= PROBLEM TO WORK ON =
Find every line in the records that holds the string "color". Copy each one.

··· MATERIAL TO PROCESS ···

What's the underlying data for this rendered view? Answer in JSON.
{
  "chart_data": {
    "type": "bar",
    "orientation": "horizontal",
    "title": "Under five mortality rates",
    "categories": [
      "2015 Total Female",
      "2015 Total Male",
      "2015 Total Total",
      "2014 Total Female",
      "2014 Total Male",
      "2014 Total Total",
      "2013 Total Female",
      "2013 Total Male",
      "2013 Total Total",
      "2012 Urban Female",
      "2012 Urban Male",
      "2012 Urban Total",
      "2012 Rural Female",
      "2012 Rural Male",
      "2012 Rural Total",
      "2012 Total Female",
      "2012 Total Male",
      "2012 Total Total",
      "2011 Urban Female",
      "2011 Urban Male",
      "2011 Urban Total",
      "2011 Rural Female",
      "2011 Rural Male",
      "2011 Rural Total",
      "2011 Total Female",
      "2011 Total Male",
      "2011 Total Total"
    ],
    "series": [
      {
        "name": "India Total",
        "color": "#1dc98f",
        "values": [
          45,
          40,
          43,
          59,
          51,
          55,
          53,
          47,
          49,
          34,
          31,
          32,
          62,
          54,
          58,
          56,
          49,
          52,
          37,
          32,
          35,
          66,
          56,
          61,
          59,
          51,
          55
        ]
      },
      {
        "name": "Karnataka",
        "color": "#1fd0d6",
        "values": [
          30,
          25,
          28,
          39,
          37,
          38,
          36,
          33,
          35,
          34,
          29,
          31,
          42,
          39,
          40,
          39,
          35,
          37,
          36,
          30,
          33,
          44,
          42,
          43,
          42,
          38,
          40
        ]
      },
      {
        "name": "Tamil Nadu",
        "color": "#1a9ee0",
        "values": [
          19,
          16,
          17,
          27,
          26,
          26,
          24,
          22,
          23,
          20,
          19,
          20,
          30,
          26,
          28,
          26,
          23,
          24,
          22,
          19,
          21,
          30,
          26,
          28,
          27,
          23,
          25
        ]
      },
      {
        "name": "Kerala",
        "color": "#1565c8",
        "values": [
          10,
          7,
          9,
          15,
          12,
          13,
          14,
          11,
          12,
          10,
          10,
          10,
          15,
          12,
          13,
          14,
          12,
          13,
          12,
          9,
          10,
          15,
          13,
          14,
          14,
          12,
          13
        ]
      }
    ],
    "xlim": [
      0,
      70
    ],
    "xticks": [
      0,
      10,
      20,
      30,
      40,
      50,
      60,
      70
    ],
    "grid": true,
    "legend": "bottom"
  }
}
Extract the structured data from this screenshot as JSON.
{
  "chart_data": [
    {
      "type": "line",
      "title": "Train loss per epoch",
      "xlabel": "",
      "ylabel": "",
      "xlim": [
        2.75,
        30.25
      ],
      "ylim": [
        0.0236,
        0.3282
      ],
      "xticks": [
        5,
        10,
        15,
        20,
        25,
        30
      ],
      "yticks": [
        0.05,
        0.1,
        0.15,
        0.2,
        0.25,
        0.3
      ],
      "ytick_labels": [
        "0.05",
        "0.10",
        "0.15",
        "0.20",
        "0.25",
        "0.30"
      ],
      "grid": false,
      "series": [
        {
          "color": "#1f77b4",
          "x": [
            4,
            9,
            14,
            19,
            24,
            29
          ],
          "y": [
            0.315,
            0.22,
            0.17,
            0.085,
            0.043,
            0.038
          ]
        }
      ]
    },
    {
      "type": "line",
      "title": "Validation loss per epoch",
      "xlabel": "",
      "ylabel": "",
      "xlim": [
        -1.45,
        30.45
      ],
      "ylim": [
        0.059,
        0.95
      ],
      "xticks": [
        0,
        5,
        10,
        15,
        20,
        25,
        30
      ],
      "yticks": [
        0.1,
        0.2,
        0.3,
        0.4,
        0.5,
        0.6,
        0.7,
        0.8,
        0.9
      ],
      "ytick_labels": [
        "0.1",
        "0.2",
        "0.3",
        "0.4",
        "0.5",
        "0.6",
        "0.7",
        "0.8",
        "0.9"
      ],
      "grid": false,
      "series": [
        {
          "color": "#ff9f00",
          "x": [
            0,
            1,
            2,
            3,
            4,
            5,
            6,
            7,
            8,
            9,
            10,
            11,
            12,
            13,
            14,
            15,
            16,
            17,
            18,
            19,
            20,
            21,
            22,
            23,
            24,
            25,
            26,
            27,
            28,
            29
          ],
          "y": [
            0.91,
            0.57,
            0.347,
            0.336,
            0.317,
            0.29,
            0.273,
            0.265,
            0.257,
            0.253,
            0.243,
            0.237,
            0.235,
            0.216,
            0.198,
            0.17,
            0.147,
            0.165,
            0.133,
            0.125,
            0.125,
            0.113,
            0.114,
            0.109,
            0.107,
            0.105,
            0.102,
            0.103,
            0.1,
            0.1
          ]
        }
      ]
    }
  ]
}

···

= TASK RESULT =
        "color": "#1dc98f",
        "color": "#1fd0d6",
        "color": "#1a9ee0",
        "color": "#1565c8",
          "color": "#1f77b4",
          "color": "#ff9f00",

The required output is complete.